Copy all lines of the listing that include the string "Open".

→ Exercise data:
---

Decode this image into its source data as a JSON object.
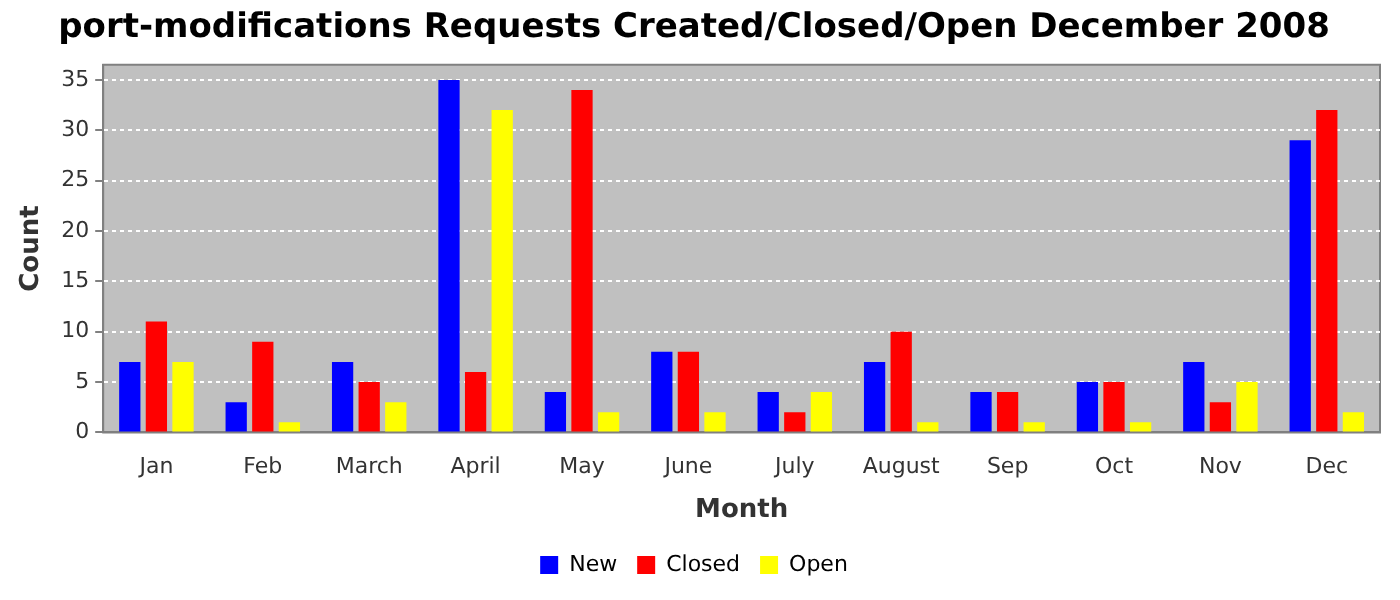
{
  "chart_data": {
    "type": "bar",
    "title": "port-modifications Requests Created/Closed/Open December 2008",
    "xlabel": "Month",
    "ylabel": "Count",
    "categories": [
      "Jan",
      "Feb",
      "March",
      "April",
      "May",
      "June",
      "July",
      "August",
      "Sep",
      "Oct",
      "Nov",
      "Dec"
    ],
    "series": [
      {
        "name": "New",
        "color": "#0000ff",
        "values": [
          7,
          3,
          7,
          35,
          4,
          8,
          4,
          7,
          4,
          5,
          7,
          29
        ]
      },
      {
        "name": "Closed",
        "color": "#ff0000",
        "values": [
          11,
          9,
          5,
          6,
          34,
          8,
          2,
          10,
          4,
          5,
          3,
          32
        ]
      },
      {
        "name": "Open",
        "color": "#ffff00",
        "values": [
          7,
          1,
          3,
          32,
          2,
          2,
          4,
          1,
          1,
          1,
          5,
          2
        ]
      }
    ],
    "ylim": [
      0,
      36.5
    ],
    "yticks": [
      0,
      5,
      10,
      15,
      20,
      25,
      30,
      35
    ],
    "grid": "y",
    "legend": "bottom"
  }
}
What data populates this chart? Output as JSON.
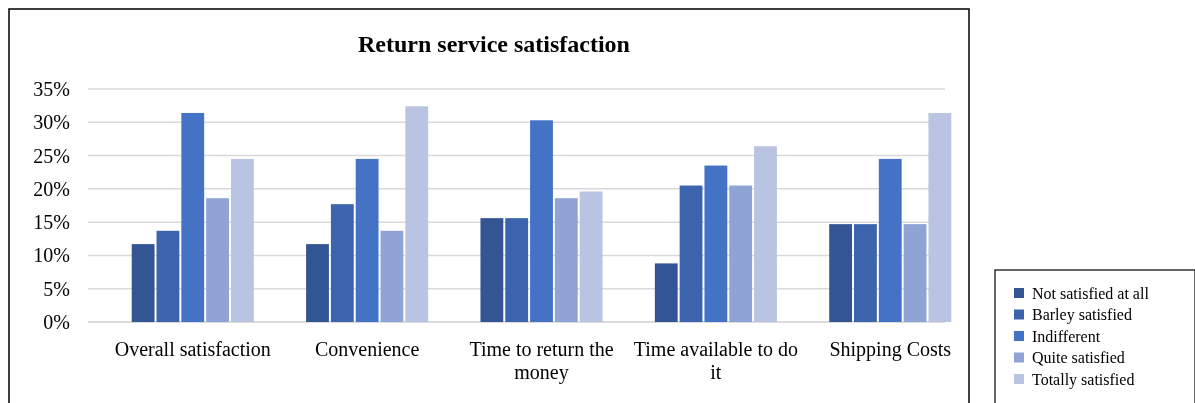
{
  "chart_data": {
    "type": "bar",
    "title": "Return service satisfaction",
    "categories": [
      "Overall satisfaction",
      "Convenience",
      "Time to return the money",
      "Time available to do it",
      "Shipping Costs"
    ],
    "series": [
      {
        "name": "Not satisfied at all",
        "color": "#335593",
        "values": [
          11.7,
          11.7,
          15.6,
          8.8,
          14.7
        ]
      },
      {
        "name": "Barley satisfied",
        "color": "#3c64ac",
        "values": [
          13.7,
          17.7,
          15.6,
          20.5,
          14.7
        ]
      },
      {
        "name": "Indifferent",
        "color": "#4472c4",
        "values": [
          31.4,
          24.5,
          30.3,
          23.5,
          24.5
        ]
      },
      {
        "name": "Quite satisfied",
        "color": "#8fa4d4",
        "values": [
          18.6,
          13.7,
          18.6,
          20.5,
          14.7
        ]
      },
      {
        "name": "Totally satisfied",
        "color": "#b9c3e2",
        "values": [
          24.5,
          32.4,
          19.6,
          26.4,
          31.4
        ]
      }
    ],
    "ylim": [
      0,
      35
    ],
    "yticks": [
      {
        "value": 0,
        "label": "0%"
      },
      {
        "value": 5,
        "label": "5%"
      },
      {
        "value": 10,
        "label": "10%"
      },
      {
        "value": 15,
        "label": "15%"
      },
      {
        "value": 20,
        "label": "20%"
      },
      {
        "value": 25,
        "label": "25%"
      },
      {
        "value": 30,
        "label": "30%"
      },
      {
        "value": 35,
        "label": "35%"
      }
    ],
    "grid": "y",
    "legend": "right"
  }
}
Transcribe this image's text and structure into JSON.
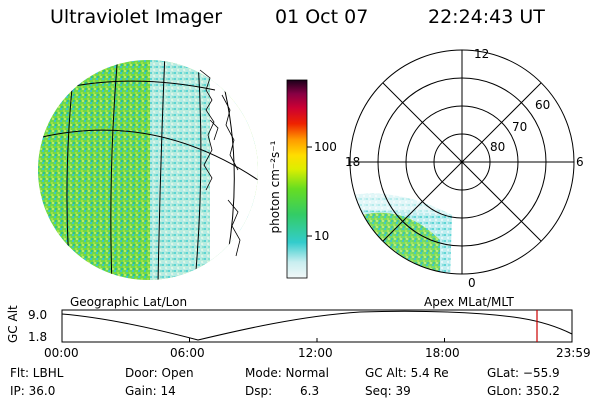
{
  "header": {
    "title": "Ultraviolet Imager",
    "date": "01 Oct 07",
    "time": "22:24:43 UT"
  },
  "colorbar": {
    "unit_label": "photon cm⁻²s⁻¹",
    "ticks": [
      "100",
      "10"
    ]
  },
  "polar": {
    "mlt_labels": [
      "12",
      "18",
      "6",
      "0"
    ],
    "lat_labels": [
      "60",
      "70",
      "80"
    ]
  },
  "maps": {
    "left_label": "Geographic Lat/Lon",
    "right_label": "Apex MLat/MLT"
  },
  "altitude": {
    "axis_label": "GC Alt",
    "y_ticks": [
      "9.0",
      "1.8"
    ],
    "x_ticks": [
      "00:00",
      "06:00",
      "12:00",
      "18:00",
      "23:59"
    ],
    "marker_color": "#cc0000"
  },
  "info": {
    "flt": "Flt: LBHL",
    "ip": "IP: 36.0",
    "door": "Door: Open",
    "gain": "Gain: 14",
    "mode": "Mode: Normal",
    "dsp_label": "Dsp:",
    "dsp_value": "6.3",
    "gc_alt": "GC Alt: 5.4 Re",
    "seq": "Seq: 39",
    "glat": "GLat: −55.9",
    "glon": "GLon: 350.2"
  }
}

---

→ Output:
    "title": "port-modifications Requests Created/Closed/Open December 2008",
        "name": "Open",
    "door": "Door: Open",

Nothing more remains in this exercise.